Using the listing below, extract each line that has the word "ffffff" in it.

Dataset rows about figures
=====
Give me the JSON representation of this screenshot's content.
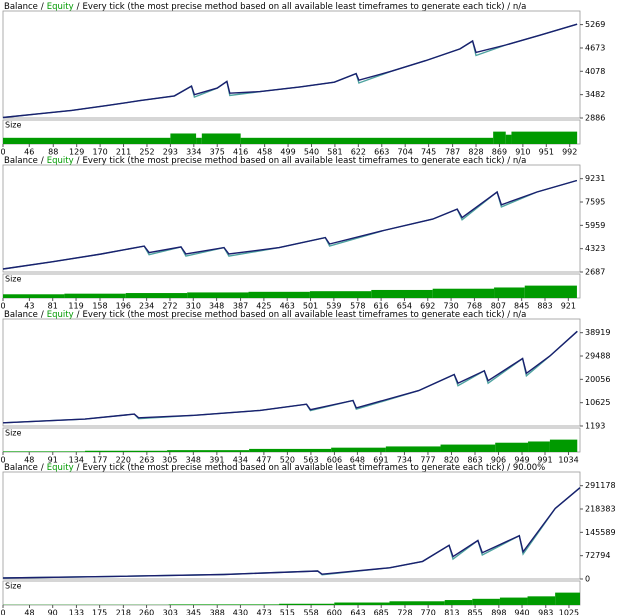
{
  "chart_data": [
    {
      "type": "line",
      "balance_name": "Balance",
      "equity_name": "Equity",
      "separator": "/",
      "subtitle": "Every tick (the most precise method based on all available least timeframes to generate each tick) / n/a",
      "size_label": "Size",
      "x": [
        0,
        60,
        120,
        180,
        240,
        300,
        330,
        335,
        375,
        392,
        397,
        450,
        520,
        580,
        618,
        623,
        680,
        740,
        800,
        822,
        828,
        880,
        940,
        1005
      ],
      "series": [
        {
          "name": "Equity",
          "color": "#4fa3a0",
          "values": [
            2900,
            2990,
            3080,
            3200,
            3330,
            3450,
            3700,
            3420,
            3650,
            3820,
            3460,
            3560,
            3680,
            3800,
            4020,
            3780,
            4080,
            4350,
            4650,
            4850,
            4480,
            4750,
            5000,
            5280
          ]
        },
        {
          "name": "Balance",
          "color": "#1a1f6e",
          "values": [
            2900,
            2990,
            3080,
            3200,
            3330,
            3450,
            3700,
            3480,
            3650,
            3820,
            3520,
            3560,
            3680,
            3800,
            4020,
            3850,
            4080,
            4350,
            4650,
            4850,
            4560,
            4750,
            5000,
            5280
          ]
        }
      ],
      "size_edges": [
        0,
        293,
        338,
        348,
        416,
        858,
        880,
        890,
        1005
      ],
      "size_values": [
        0.5,
        0.85,
        0.5,
        0.85,
        0.5,
        1.0,
        0.75,
        1.0
      ],
      "size_ylim": [
        0,
        1.05
      ],
      "size_color": "#009a00",
      "xlim": [
        0,
        1010
      ],
      "ylim": [
        2886,
        5540
      ],
      "yticks": [
        2886,
        3482,
        4078,
        4673,
        5269
      ],
      "xticks": [
        0,
        46,
        88,
        129,
        170,
        211,
        252,
        293,
        334,
        375,
        416,
        458,
        499,
        540,
        581,
        622,
        663,
        704,
        745,
        787,
        828,
        869,
        910,
        951,
        992
      ]
    },
    {
      "type": "line",
      "balance_name": "Balance",
      "equity_name": "Equity",
      "separator": "/",
      "subtitle": "Every tick (the most precise method based on all available least timeframes to generate each tick) / n/a",
      "size_label": "Size",
      "x": [
        0,
        80,
        160,
        230,
        238,
        290,
        298,
        360,
        368,
        450,
        525,
        532,
        620,
        700,
        740,
        748,
        805,
        812,
        870,
        935
      ],
      "series": [
        {
          "name": "Equity",
          "color": "#4fa3a0",
          "values": [
            2900,
            3400,
            3950,
            4500,
            3900,
            4450,
            3800,
            4400,
            3800,
            4400,
            5100,
            4500,
            5600,
            6400,
            7100,
            6350,
            8300,
            7250,
            8300,
            9100
          ]
        },
        {
          "name": "Balance",
          "color": "#1a1f6e",
          "values": [
            2900,
            3400,
            3950,
            4500,
            4050,
            4450,
            3950,
            4400,
            3950,
            4400,
            5100,
            4650,
            5600,
            6400,
            7100,
            6500,
            8300,
            7400,
            8300,
            9100
          ]
        }
      ],
      "size_edges": [
        0,
        100,
        200,
        300,
        400,
        500,
        600,
        700,
        800,
        850,
        935
      ],
      "size_values": [
        0.3,
        0.35,
        0.4,
        0.45,
        0.5,
        0.55,
        0.65,
        0.75,
        0.85,
        1.0
      ],
      "size_ylim": [
        0,
        1.05
      ],
      "size_color": "#009a00",
      "xlim": [
        0,
        940
      ],
      "ylim": [
        2687,
        9980
      ],
      "yticks": [
        2687,
        4323,
        5959,
        7595,
        9231
      ],
      "xticks": [
        0,
        43,
        81,
        119,
        158,
        196,
        234,
        272,
        310,
        348,
        387,
        425,
        463,
        501,
        539,
        578,
        616,
        654,
        692,
        730,
        768,
        807,
        845,
        883,
        921
      ]
    },
    {
      "type": "line",
      "balance_name": "Balance",
      "equity_name": "Equity",
      "separator": "/",
      "subtitle": "Every tick (the most precise method based on all available least timeframes to generate each tick) / n/a",
      "size_label": "Size",
      "x": [
        0,
        150,
        240,
        248,
        350,
        470,
        555,
        562,
        640,
        646,
        760,
        825,
        832,
        880,
        887,
        950,
        957,
        1000,
        1050
      ],
      "series": [
        {
          "name": "Equity",
          "color": "#4fa3a0",
          "values": [
            2500,
            4000,
            6000,
            4200,
            5500,
            7500,
            10000,
            7400,
            11500,
            8000,
            15500,
            22000,
            17500,
            23500,
            18500,
            28500,
            21500,
            29500,
            39500
          ]
        },
        {
          "name": "Balance",
          "color": "#1a1f6e",
          "values": [
            2500,
            4000,
            6000,
            4500,
            5500,
            7500,
            10000,
            7800,
            11500,
            8500,
            15500,
            22000,
            18500,
            23500,
            19500,
            28500,
            22500,
            29500,
            39500
          ]
        }
      ],
      "size_edges": [
        0,
        150,
        300,
        450,
        600,
        700,
        800,
        900,
        960,
        1000,
        1050
      ],
      "size_values": [
        0.05,
        0.1,
        0.15,
        0.25,
        0.35,
        0.45,
        0.6,
        0.75,
        0.85,
        1.0
      ],
      "size_ylim": [
        0,
        1.05
      ],
      "size_color": "#009a00",
      "xlim": [
        0,
        1055
      ],
      "ylim": [
        1193,
        43240
      ],
      "yticks": [
        1193,
        10625,
        20056,
        29488,
        38919
      ],
      "xticks": [
        0,
        48,
        91,
        134,
        177,
        220,
        263,
        305,
        348,
        391,
        434,
        477,
        520,
        563,
        606,
        648,
        691,
        734,
        777,
        820,
        863,
        906,
        949,
        991,
        1034
      ]
    },
    {
      "type": "line",
      "balance_name": "Balance",
      "equity_name": "Equity",
      "separator": "/",
      "subtitle": "Every tick (the most precise method based on all available least timeframes to generate each tick) / 90.00%",
      "size_label": "Size",
      "x": [
        0,
        200,
        400,
        570,
        578,
        700,
        760,
        808,
        815,
        860,
        868,
        935,
        942,
        1000,
        1045
      ],
      "series": [
        {
          "name": "Equity",
          "color": "#4fa3a0",
          "values": [
            3000,
            8000,
            14000,
            25000,
            13000,
            35000,
            55000,
            105000,
            62000,
            120000,
            75000,
            135000,
            78000,
            220000,
            285000
          ]
        },
        {
          "name": "Balance",
          "color": "#1a1f6e",
          "values": [
            3000,
            8000,
            14000,
            25000,
            15000,
            35000,
            55000,
            105000,
            70000,
            120000,
            82000,
            135000,
            85000,
            220000,
            285000
          ]
        }
      ],
      "size_edges": [
        0,
        300,
        500,
        600,
        700,
        800,
        850,
        900,
        950,
        1000,
        1045
      ],
      "size_values": [
        0.02,
        0.05,
        0.1,
        0.2,
        0.3,
        0.4,
        0.5,
        0.6,
        0.7,
        1.0
      ],
      "size_ylim": [
        0,
        1.05
      ],
      "size_color": "#009a00",
      "xlim": [
        0,
        1045
      ],
      "ylim": [
        0,
        324500
      ],
      "yticks": [
        0,
        72794,
        145589,
        218383,
        291178
      ],
      "xticks": [
        0,
        48,
        90,
        133,
        175,
        218,
        260,
        303,
        345,
        388,
        430,
        473,
        515,
        558,
        600,
        643,
        685,
        728,
        770,
        813,
        855,
        898,
        940,
        983,
        1025
      ]
    }
  ]
}
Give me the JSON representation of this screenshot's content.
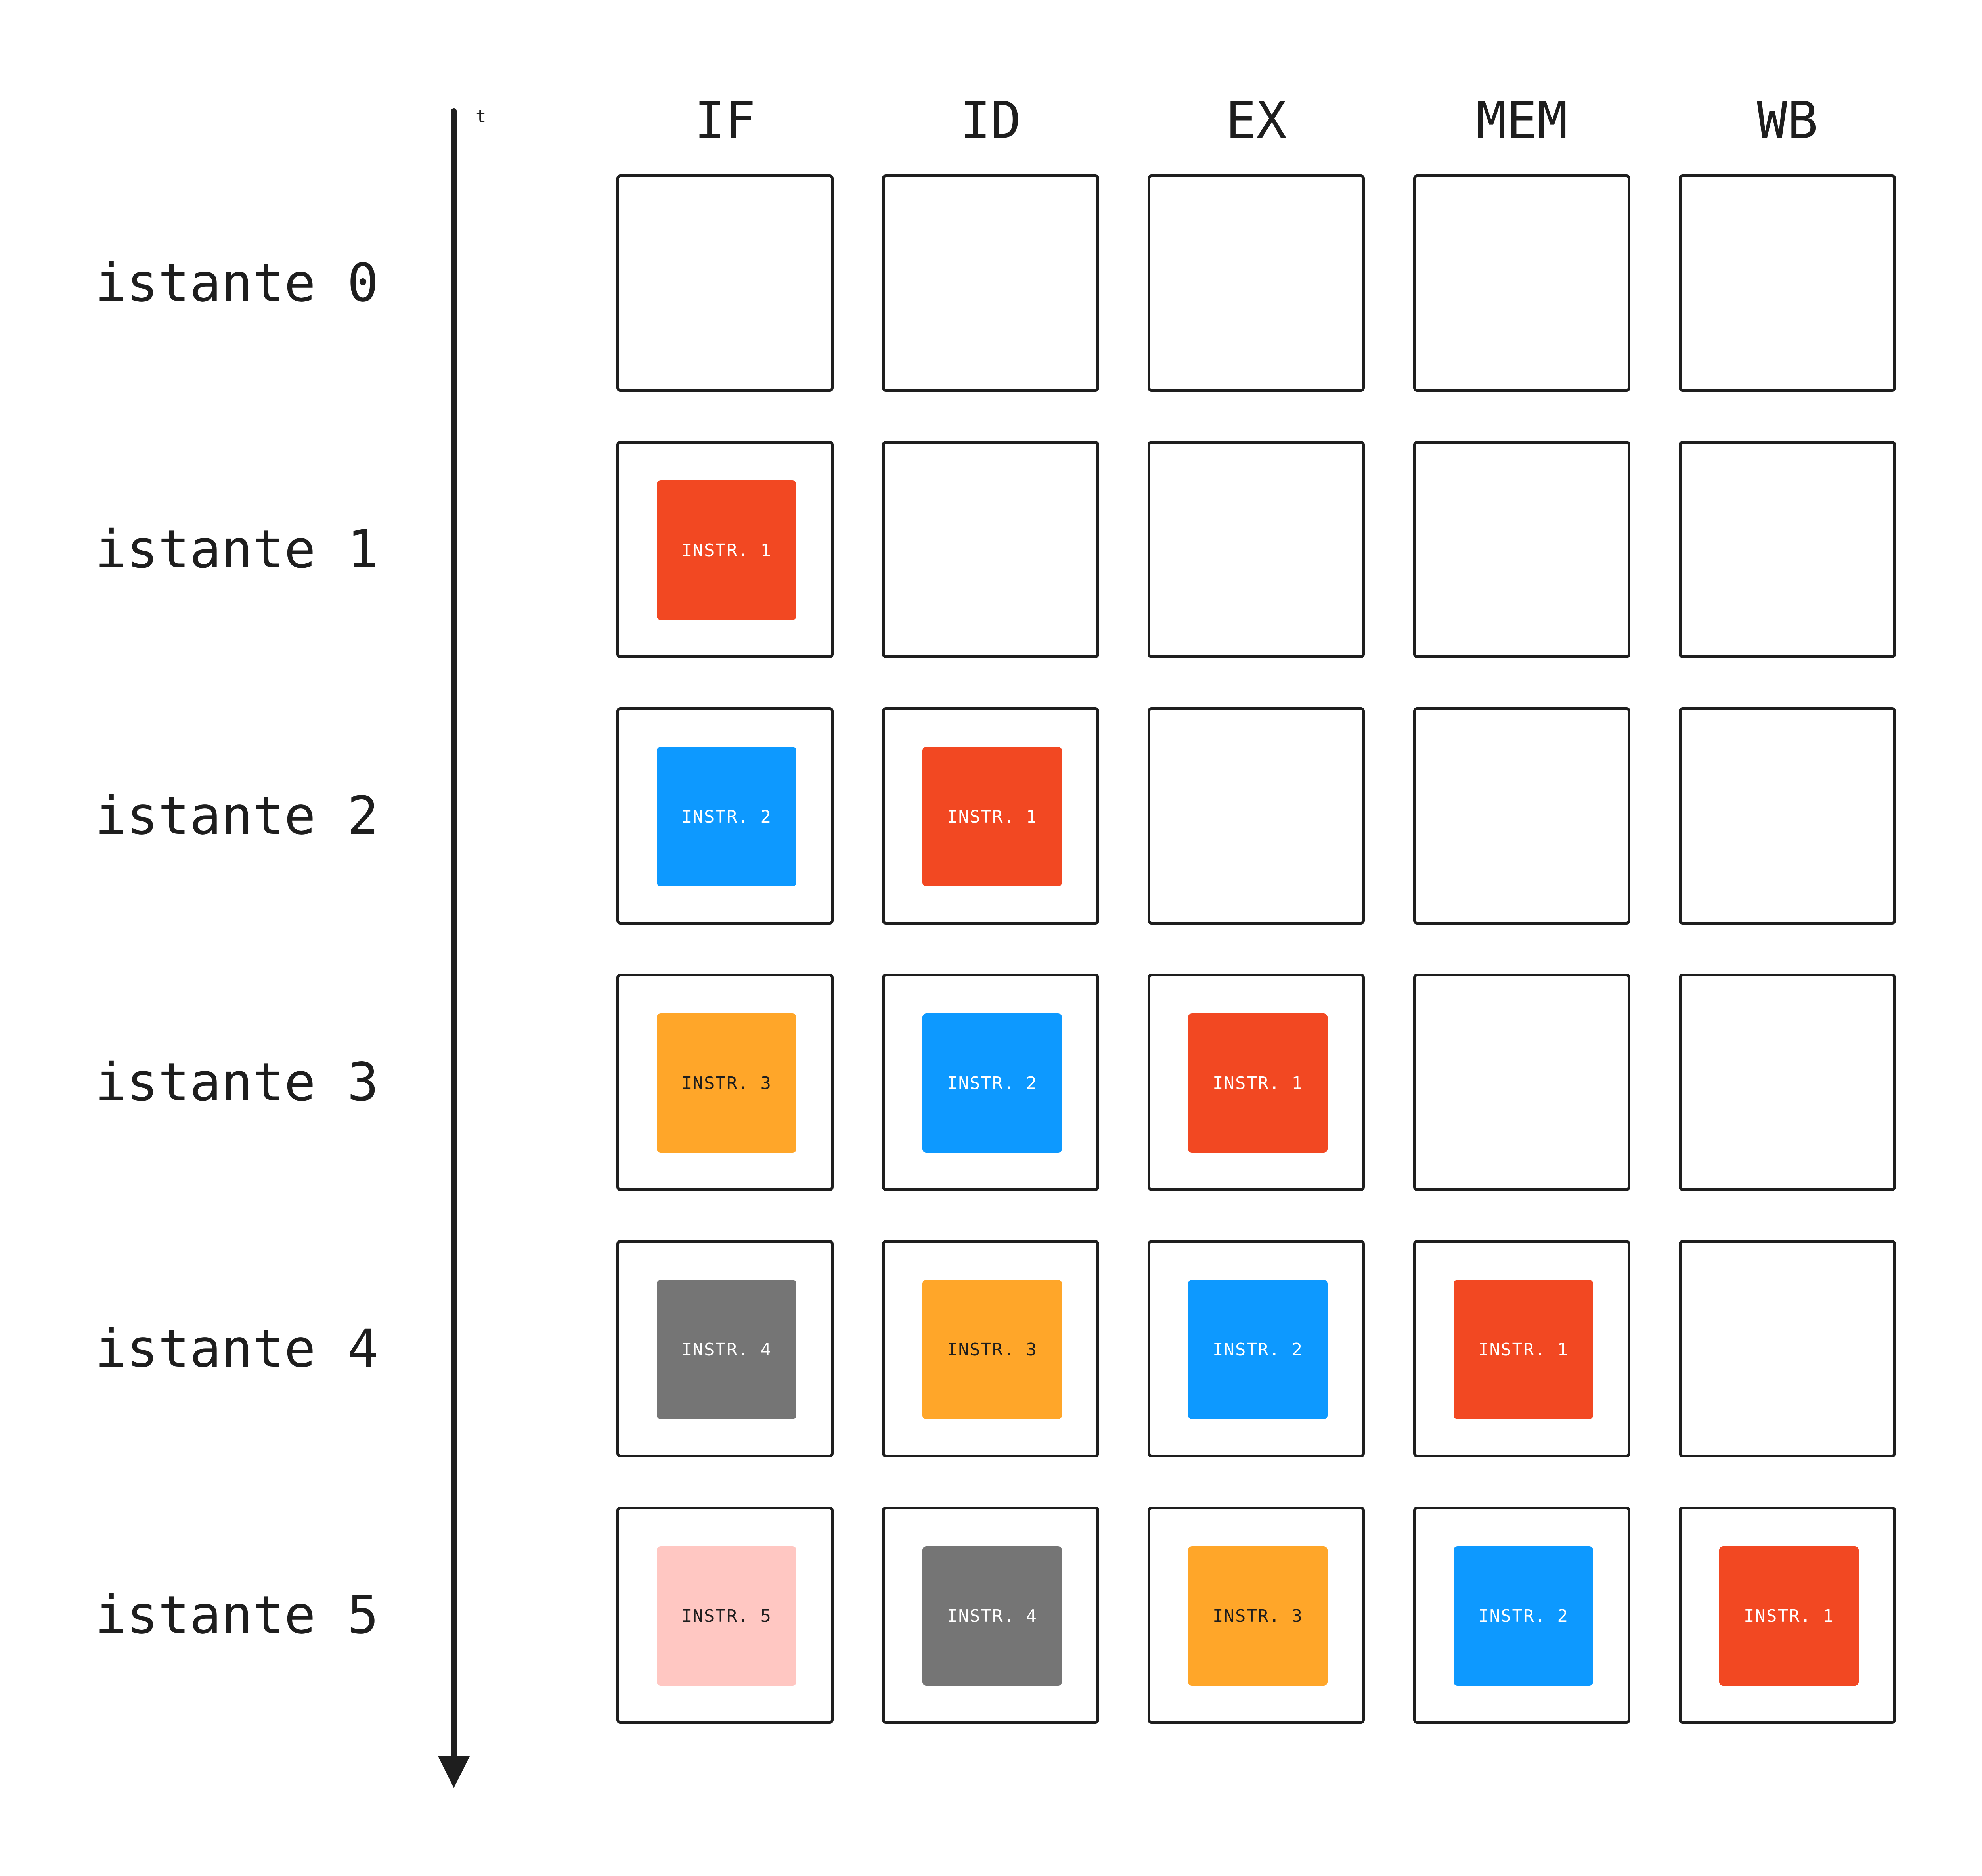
{
  "axis": {
    "label": "t"
  },
  "stages": [
    "IF",
    "ID",
    "EX",
    "MEM",
    "WB"
  ],
  "colors": {
    "instr_1": "#f24822",
    "instr_2": "#0d99ff",
    "instr_3": "#ffa629",
    "instr_4": "#757575",
    "instr_5": "#ffc7c2"
  },
  "text_colors": {
    "instr_1": "#ffffff",
    "instr_2": "#ffffff",
    "instr_3": "#1e1e1e",
    "instr_4": "#ffffff",
    "instr_5": "#1e1e1e"
  },
  "instructions": [
    "INSTR. 1",
    "INSTR. 2",
    "INSTR. 3",
    "INSTR. 4",
    "INSTR. 5"
  ],
  "rows": [
    {
      "label": "istante 0",
      "cells": [
        null,
        null,
        null,
        null,
        null
      ]
    },
    {
      "label": "istante 1",
      "cells": [
        1,
        null,
        null,
        null,
        null
      ]
    },
    {
      "label": "istante 2",
      "cells": [
        2,
        1,
        null,
        null,
        null
      ]
    },
    {
      "label": "istante 3",
      "cells": [
        3,
        2,
        1,
        null,
        null
      ]
    },
    {
      "label": "istante 4",
      "cells": [
        4,
        3,
        2,
        1,
        null
      ]
    },
    {
      "label": "istante 5",
      "cells": [
        5,
        4,
        3,
        2,
        1
      ]
    }
  ]
}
=====
Solution below
    "instr_1": "#ffffff",
    "instr_2": "#ffffff",
    "instr_4": "#ffffff",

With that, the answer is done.